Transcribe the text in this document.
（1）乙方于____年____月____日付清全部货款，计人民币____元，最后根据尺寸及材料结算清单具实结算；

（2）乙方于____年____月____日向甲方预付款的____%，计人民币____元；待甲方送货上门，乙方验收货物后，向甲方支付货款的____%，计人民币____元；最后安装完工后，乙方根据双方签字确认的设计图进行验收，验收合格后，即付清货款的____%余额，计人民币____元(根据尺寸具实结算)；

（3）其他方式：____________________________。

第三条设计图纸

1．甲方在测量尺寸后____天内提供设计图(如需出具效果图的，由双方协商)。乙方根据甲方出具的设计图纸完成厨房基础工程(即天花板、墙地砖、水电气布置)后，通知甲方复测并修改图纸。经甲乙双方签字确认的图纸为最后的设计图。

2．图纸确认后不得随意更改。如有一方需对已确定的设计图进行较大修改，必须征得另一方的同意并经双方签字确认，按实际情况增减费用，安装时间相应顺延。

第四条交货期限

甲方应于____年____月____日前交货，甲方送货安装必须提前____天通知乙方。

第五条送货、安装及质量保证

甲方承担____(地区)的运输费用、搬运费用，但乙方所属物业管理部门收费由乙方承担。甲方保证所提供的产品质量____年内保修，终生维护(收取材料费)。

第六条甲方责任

★ ★ ★ ★

◆ **Exercise goal**: Give back the whole listing exactly as it reads.

◆ **Result of this exercise**:
Transcribe the text in this document.
（1）乙方于____年____月____日付清全部货款，计人民币____元，最后根据尺寸及材料结算清单具实结算；

（2）乙方于____年____月____日向甲方预付款的____%，计人民币____元；待甲方送货上门，乙方验收货物后，向甲方支付货款的____%，计人民币____元；最后安装完工后，乙方根据双方签字确认的设计图进行验收，验收合格后，即付清货款的____%余额，计人民币____元(根据尺寸具实结算)；

（3）其他方式：____________________________。

第三条设计图纸

1．甲方在测量尺寸后____天内提供设计图(如需出具效果图的，由双方协商)。乙方根据甲方出具的设计图纸完成厨房基础工程(即天花板、墙地砖、水电气布置)后，通知甲方复测并修改图纸。经甲乙双方签字确认的图纸为最后的设计图。

2．图纸确认后不得随意更改。如有一方需对已确定的设计图进行较大修改，必须征得另一方的同意并经双方签字确认，按实际情况增减费用，安装时间相应顺延。

第四条交货期限

甲方应于____年____月____日前交货，甲方送货安装必须提前____天通知乙方。

第五条送货、安装及质量保证

甲方承担____(地区)的运输费用、搬运费用，但乙方所属物业管理部门收费由乙方承担。甲方保证所提供的产品质量____年内保修，终生维护(收取材料费)。

第六条甲方责任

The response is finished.